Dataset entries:
## begin

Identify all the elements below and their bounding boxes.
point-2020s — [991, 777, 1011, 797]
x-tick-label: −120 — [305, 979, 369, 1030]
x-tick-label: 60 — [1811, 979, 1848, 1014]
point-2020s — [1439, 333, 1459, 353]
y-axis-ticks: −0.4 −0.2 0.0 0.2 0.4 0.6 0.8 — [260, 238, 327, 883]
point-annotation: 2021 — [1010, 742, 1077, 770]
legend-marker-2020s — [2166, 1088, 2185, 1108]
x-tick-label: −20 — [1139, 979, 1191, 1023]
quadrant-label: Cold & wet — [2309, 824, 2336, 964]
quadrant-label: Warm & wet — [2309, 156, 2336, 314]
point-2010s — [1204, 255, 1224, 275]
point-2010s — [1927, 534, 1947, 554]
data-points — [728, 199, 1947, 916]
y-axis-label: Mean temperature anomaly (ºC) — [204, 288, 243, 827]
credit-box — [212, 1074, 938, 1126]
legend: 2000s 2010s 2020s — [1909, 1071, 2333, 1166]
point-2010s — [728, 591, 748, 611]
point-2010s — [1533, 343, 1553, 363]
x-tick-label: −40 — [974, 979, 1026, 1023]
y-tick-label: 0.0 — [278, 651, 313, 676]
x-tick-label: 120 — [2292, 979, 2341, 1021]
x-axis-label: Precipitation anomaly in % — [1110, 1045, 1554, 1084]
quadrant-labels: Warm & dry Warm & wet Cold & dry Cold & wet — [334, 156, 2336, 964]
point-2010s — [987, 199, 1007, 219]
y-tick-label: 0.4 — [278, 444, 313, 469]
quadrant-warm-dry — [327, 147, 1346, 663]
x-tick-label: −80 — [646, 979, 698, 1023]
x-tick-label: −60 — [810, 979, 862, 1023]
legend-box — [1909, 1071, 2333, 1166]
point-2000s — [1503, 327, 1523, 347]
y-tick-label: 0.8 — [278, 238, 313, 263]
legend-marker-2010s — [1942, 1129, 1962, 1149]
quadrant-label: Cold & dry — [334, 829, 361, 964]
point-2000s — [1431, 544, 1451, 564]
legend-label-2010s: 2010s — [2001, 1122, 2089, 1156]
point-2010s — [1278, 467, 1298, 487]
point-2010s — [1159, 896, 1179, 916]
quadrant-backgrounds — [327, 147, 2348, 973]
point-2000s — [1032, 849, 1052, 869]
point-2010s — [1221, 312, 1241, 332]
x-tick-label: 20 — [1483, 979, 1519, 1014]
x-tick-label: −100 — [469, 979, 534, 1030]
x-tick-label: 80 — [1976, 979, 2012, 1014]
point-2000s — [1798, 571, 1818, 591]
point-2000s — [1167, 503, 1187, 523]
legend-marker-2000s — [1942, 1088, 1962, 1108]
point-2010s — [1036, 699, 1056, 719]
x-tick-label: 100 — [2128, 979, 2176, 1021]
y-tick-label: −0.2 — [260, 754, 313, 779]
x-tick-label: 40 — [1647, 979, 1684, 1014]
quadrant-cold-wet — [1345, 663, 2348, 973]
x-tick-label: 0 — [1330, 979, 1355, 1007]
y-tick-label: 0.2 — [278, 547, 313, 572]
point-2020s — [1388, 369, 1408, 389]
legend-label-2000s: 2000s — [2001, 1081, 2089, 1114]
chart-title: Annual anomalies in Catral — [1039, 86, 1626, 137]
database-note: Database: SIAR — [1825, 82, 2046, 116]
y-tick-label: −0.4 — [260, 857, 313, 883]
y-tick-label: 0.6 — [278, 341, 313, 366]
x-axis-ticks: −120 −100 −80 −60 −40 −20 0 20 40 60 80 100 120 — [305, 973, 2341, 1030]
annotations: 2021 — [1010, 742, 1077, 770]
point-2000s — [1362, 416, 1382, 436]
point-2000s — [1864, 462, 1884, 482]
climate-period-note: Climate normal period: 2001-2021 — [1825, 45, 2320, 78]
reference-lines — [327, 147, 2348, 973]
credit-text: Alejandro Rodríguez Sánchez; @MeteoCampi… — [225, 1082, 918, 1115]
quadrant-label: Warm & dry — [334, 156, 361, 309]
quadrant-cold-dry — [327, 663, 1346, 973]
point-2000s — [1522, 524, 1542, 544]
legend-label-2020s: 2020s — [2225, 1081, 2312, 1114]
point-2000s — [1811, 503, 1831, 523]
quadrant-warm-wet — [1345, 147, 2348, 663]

## end

Reproduce each of the rows above word for word, leaving every line unchanged.

Identify all the elements below and their bounding boxes.
point-2020s — [991, 777, 1011, 797]
x-tick-label: −120 — [305, 979, 369, 1030]
x-tick-label: 60 — [1811, 979, 1848, 1014]
point-2020s — [1439, 333, 1459, 353]
y-axis-ticks: −0.4 −0.2 0.0 0.2 0.4 0.6 0.8 — [260, 238, 327, 883]
point-annotation: 2021 — [1010, 742, 1077, 770]
legend-marker-2020s — [2166, 1088, 2185, 1108]
x-tick-label: −20 — [1139, 979, 1191, 1023]
quadrant-label: Cold & wet — [2309, 824, 2336, 964]
quadrant-label: Warm & wet — [2309, 156, 2336, 314]
point-2010s — [1204, 255, 1224, 275]
point-2010s — [1927, 534, 1947, 554]
data-points — [728, 199, 1947, 916]
y-axis-label: Mean temperature anomaly (ºC) — [204, 288, 243, 827]
credit-box — [212, 1074, 938, 1126]
legend: 2000s 2010s 2020s — [1909, 1071, 2333, 1166]
point-2010s — [728, 591, 748, 611]
point-2010s — [1533, 343, 1553, 363]
x-tick-label: −40 — [974, 979, 1026, 1023]
y-tick-label: 0.0 — [278, 651, 313, 676]
x-tick-label: 120 — [2292, 979, 2341, 1021]
x-axis-label: Precipitation anomaly in % — [1110, 1045, 1554, 1084]
quadrant-labels: Warm & dry Warm & wet Cold & dry Cold & wet — [334, 156, 2336, 964]
point-2010s — [987, 199, 1007, 219]
y-tick-label: 0.4 — [278, 444, 313, 469]
quadrant-warm-dry — [327, 147, 1346, 663]
x-tick-label: −80 — [646, 979, 698, 1023]
x-tick-label: −60 — [810, 979, 862, 1023]
legend-box — [1909, 1071, 2333, 1166]
point-2000s — [1503, 327, 1523, 347]
y-tick-label: 0.8 — [278, 238, 313, 263]
legend-marker-2010s — [1942, 1129, 1962, 1149]
quadrant-label: Cold & dry — [334, 829, 361, 964]
point-2000s — [1431, 544, 1451, 564]
legend-label-2010s: 2010s — [2001, 1122, 2089, 1156]
point-2010s — [1278, 467, 1298, 487]
point-2010s — [1159, 896, 1179, 916]
quadrant-backgrounds — [327, 147, 2348, 973]
point-2000s — [1032, 849, 1052, 869]
point-2010s — [1221, 312, 1241, 332]
x-tick-label: 20 — [1483, 979, 1519, 1014]
x-tick-label: −100 — [469, 979, 534, 1030]
x-tick-label: 80 — [1976, 979, 2012, 1014]
point-2000s — [1798, 571, 1818, 591]
point-2000s — [1167, 503, 1187, 523]
legend-marker-2000s — [1942, 1088, 1962, 1108]
point-2010s — [1036, 699, 1056, 719]
x-tick-label: 100 — [2128, 979, 2176, 1021]
y-tick-label: −0.2 — [260, 754, 313, 779]
x-tick-label: 40 — [1647, 979, 1684, 1014]
quadrant-cold-wet — [1345, 663, 2348, 973]
x-tick-label: 0 — [1330, 979, 1355, 1007]
y-tick-label: 0.2 — [278, 547, 313, 572]
point-2020s — [1388, 369, 1408, 389]
legend-label-2000s: 2000s — [2001, 1081, 2089, 1114]
chart-title: Annual anomalies in Catral — [1039, 86, 1626, 137]
database-note: Database: SIAR — [1825, 82, 2046, 116]
y-tick-label: −0.4 — [260, 857, 313, 883]
y-tick-label: 0.6 — [278, 341, 313, 366]
x-axis-ticks: −120 −100 −80 −60 −40 −20 0 20 40 60 80 100 120 — [305, 973, 2341, 1030]
annotations: 2021 — [1010, 742, 1077, 770]
point-2000s — [1362, 416, 1382, 436]
point-2000s — [1864, 462, 1884, 482]
climate-period-note: Climate normal period: 2001-2021 — [1825, 45, 2320, 78]
reference-lines — [327, 147, 2348, 973]
credit-text: Alejandro Rodríguez Sánchez; @MeteoCampi… — [225, 1082, 918, 1115]
quadrant-label: Warm & dry — [334, 156, 361, 309]
quadrant-cold-dry — [327, 663, 1346, 973]
point-2000s — [1522, 524, 1542, 544]
legend-label-2020s: 2020s — [2225, 1081, 2312, 1114]
point-2000s — [1811, 503, 1831, 523]
quadrant-warm-wet — [1345, 147, 2348, 663]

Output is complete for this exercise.